'''
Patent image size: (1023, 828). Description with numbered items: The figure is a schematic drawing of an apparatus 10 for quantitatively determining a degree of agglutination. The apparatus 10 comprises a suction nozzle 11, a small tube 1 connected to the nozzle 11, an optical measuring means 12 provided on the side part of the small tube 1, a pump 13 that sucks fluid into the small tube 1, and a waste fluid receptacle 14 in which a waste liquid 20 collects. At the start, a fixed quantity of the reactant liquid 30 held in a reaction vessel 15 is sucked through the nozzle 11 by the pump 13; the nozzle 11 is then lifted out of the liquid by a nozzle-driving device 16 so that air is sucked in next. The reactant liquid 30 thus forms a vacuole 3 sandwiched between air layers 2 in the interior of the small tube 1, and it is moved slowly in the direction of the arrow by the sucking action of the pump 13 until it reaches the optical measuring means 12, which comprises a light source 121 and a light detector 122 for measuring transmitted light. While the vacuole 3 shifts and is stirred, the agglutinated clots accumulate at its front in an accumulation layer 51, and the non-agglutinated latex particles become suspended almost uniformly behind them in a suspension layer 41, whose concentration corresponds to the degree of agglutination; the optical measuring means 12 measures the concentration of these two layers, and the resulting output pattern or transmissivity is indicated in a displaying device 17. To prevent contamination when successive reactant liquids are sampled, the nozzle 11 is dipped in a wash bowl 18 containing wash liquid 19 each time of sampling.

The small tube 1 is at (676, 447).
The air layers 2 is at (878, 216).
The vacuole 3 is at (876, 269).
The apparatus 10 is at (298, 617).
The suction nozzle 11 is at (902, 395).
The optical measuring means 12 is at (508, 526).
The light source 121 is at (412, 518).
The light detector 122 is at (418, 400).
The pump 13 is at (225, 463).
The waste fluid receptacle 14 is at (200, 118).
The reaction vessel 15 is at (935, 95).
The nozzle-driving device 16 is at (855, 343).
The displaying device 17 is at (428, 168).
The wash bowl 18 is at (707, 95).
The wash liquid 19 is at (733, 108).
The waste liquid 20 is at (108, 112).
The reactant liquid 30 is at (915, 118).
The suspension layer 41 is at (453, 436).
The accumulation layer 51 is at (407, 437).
'''
_Description of the task_.
Could you reproduce every row above word for word, with no changes?

_Task result_.
Patent image size: (1023, 828). Description with numbered items: The figure is a schematic drawing of an apparatus 10 for quantitatively determining a degree of agglutination. The apparatus 10 comprises a suction nozzle 11, a small tube 1 connected to the nozzle 11, an optical measuring means 12 provided on the side part of the small tube 1, a pump 13 that sucks fluid into the small tube 1, and a waste fluid receptacle 14 in which a waste liquid 20 collects. At the start, a fixed quantity of the reactant liquid 30 held in a reaction vessel 15 is sucked through the nozzle 11 by the pump 13; the nozzle 11 is then lifted out of the liquid by a nozzle-driving device 16 so that air is sucked in next. The reactant liquid 30 thus forms a vacuole 3 sandwiched between air layers 2 in the interior of the small tube 1, and it is moved slowly in the direction of the arrow by the sucking action of the pump 13 until it reaches the optical measuring means 12, which comprises a light source 121 and a light detector 122 for measuring transmitted light. While the vacuole 3 shifts and is stirred, the agglutinated clots accumulate at its front in an accumulation layer 51, and the non-agglutinated latex particles become suspended almost uniformly behind them in a suspension layer 41, whose concentration corresponds to the degree of agglutination; the optical measuring means 12 measures the concentration of these two layers, and the resulting output pattern or transmissivity is indicated in a displaying device 17. To prevent contamination when successive reactant liquids are sampled, the nozzle 11 is dipped in a wash bowl 18 containing wash liquid 19 each time of sampling.

The small tube 1 is at (676, 447).
The air layers 2 is at (878, 216).
The vacuole 3 is at (876, 269).
The apparatus 10 is at (298, 617).
The suction nozzle 11 is at (902, 395).
The optical measuring means 12 is at (508, 526).
The light source 121 is at (412, 518).
The light detector 122 is at (418, 400).
The pump 13 is at (225, 463).
The waste fluid receptacle 14 is at (200, 118).
The reaction vessel 15 is at (935, 95).
The nozzle-driving device 16 is at (855, 343).
The displaying device 17 is at (428, 168).
The wash bowl 18 is at (707, 95).
The wash liquid 19 is at (733, 108).
The waste liquid 20 is at (108, 112).
The reactant liquid 30 is at (915, 118).
The suspension layer 41 is at (453, 436).
The accumulation layer 51 is at (407, 437).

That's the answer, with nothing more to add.